◆ **EXERCISE REQUIREMENTS**:
Select the lines below containing the word "content".

◆ **SUPPLIED DATA**:
(begin)

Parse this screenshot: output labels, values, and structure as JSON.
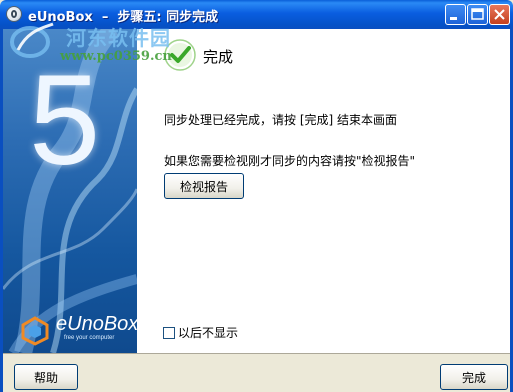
{
  "window": {
    "title": "eUnoBox  –  步骤五: 同步完成"
  },
  "watermark": {
    "site_name": "河东软件园",
    "url": "www.pc0359.cn"
  },
  "banner": {
    "step_number": "5",
    "brand_name": "eUnoBox",
    "brand_tagline": "free your computer"
  },
  "content": {
    "heading": "完成",
    "message_done": "同步处理已经完成，请按 [完成] 结束本画面",
    "message_review": "如果您需要检视刚才同步的内容请按\"检视报告\"",
    "review_button": "检视报告",
    "dont_show_label": "以后不显示",
    "dont_show_checked": false
  },
  "footer": {
    "help_button": "帮助",
    "finish_button": "完成"
  },
  "colors": {
    "titlebar": "#0a5ee0",
    "banner": "#2c6cb3",
    "check_green": "#3aa82a"
  }
}
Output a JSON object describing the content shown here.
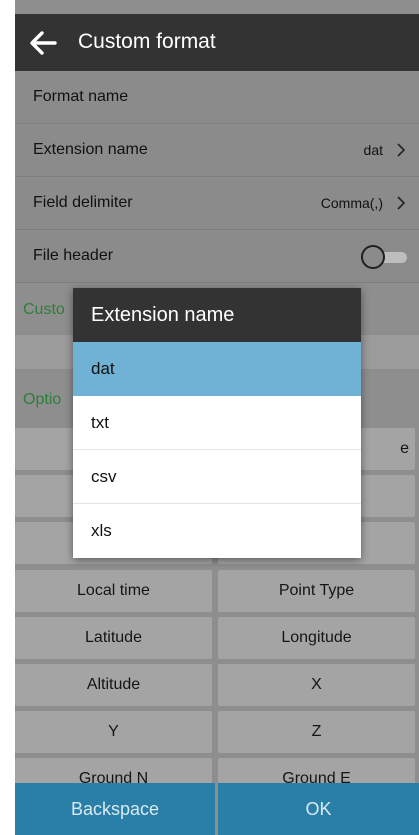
{
  "header": {
    "title": "Custom format"
  },
  "settings": {
    "format_name": {
      "label": "Format name"
    },
    "extension_name": {
      "label": "Extension name",
      "value": "dat"
    },
    "field_delimiter": {
      "label": "Field delimiter",
      "value": "Comma(,)"
    },
    "file_header": {
      "label": "File header",
      "enabled": false
    }
  },
  "sections": {
    "custom_partial": "Custo",
    "optional_partial": "Optio"
  },
  "fields": {
    "partial_right_label": "e",
    "items": [
      "Local time",
      "Point Type",
      "Latitude",
      "Longitude",
      "Altitude",
      "X",
      "Y",
      "Z",
      "Ground N",
      "Ground E"
    ]
  },
  "buttons": {
    "backspace": "Backspace",
    "ok": "OK"
  },
  "dialog": {
    "title": "Extension name",
    "options": [
      "dat",
      "txt",
      "csv",
      "xls"
    ],
    "selected": "dat"
  },
  "colors": {
    "topbar": "#333333",
    "dialog_selected": "#6fb2d6",
    "button_bg": "#2a7fa8",
    "section_text": "#2e7d3a",
    "overlay_dim": "#8e8e8e"
  }
}
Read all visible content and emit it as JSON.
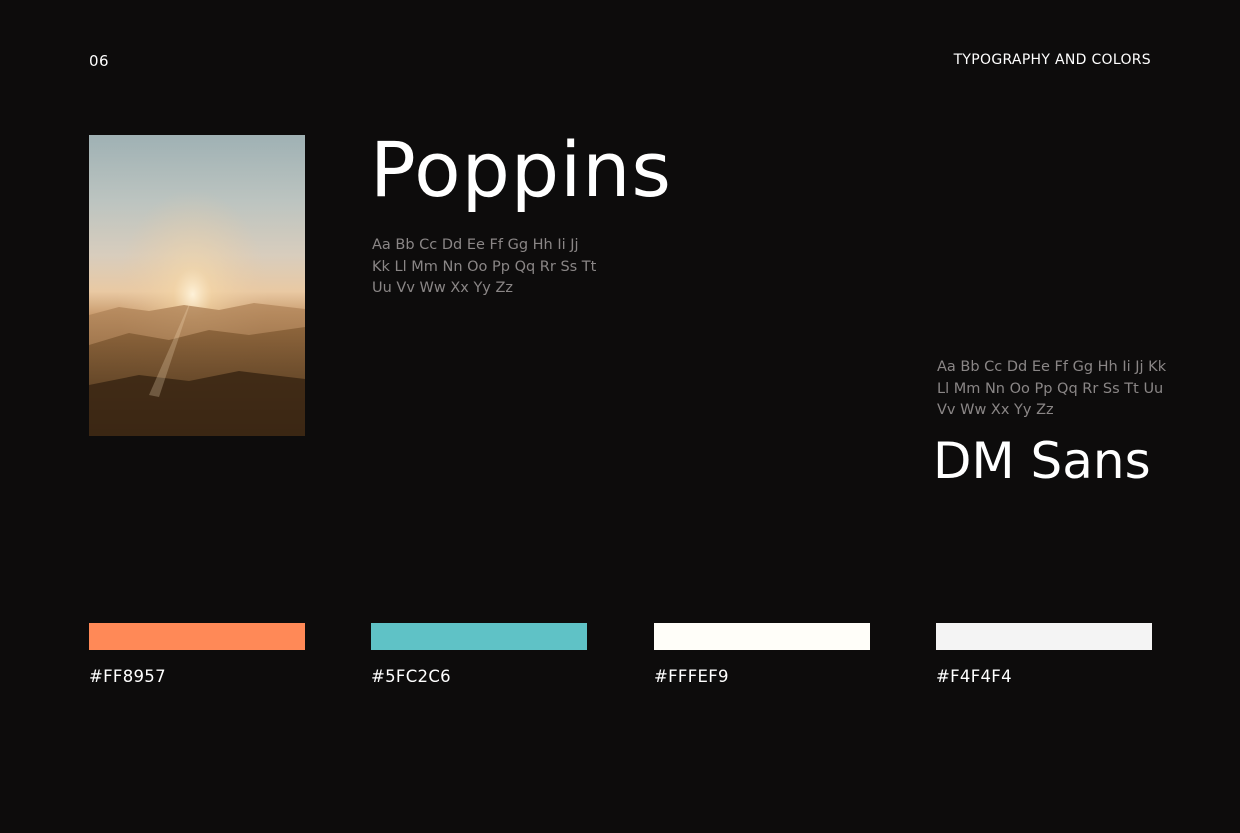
{
  "header": {
    "page_number": "06",
    "section_title": "TYPOGRAPHY AND COLORS"
  },
  "typography": {
    "primary": {
      "name": "Poppins",
      "glyph_lines": [
        "Aa Bb Cc Dd Ee Ff Gg Hh Ii Jj",
        "Kk Ll Mm Nn Oo Pp Qq Rr Ss Tt",
        "Uu Vv Ww Xx Yy Zz"
      ]
    },
    "secondary": {
      "name": "DM Sans",
      "glyph_lines": [
        "Aa Bb Cc Dd Ee Ff Gg Hh Ii Jj Kk",
        "Ll Mm Nn Oo Pp Qq Rr Ss Tt Uu",
        "Vv Ww Xx Yy Zz"
      ]
    }
  },
  "colors": [
    {
      "hex": "#FF8957",
      "label": "#FF8957"
    },
    {
      "hex": "#5FC2C6",
      "label": "#5FC2C6"
    },
    {
      "hex": "#FFFEF9",
      "label": "#FFFEF9"
    },
    {
      "hex": "#F4F4F4",
      "label": "#F4F4F4"
    }
  ]
}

(end)

◆ **RESULT**:
  "content": {
Output a JSON object describing the content shown here.
Read all visible content and emit it as JSON.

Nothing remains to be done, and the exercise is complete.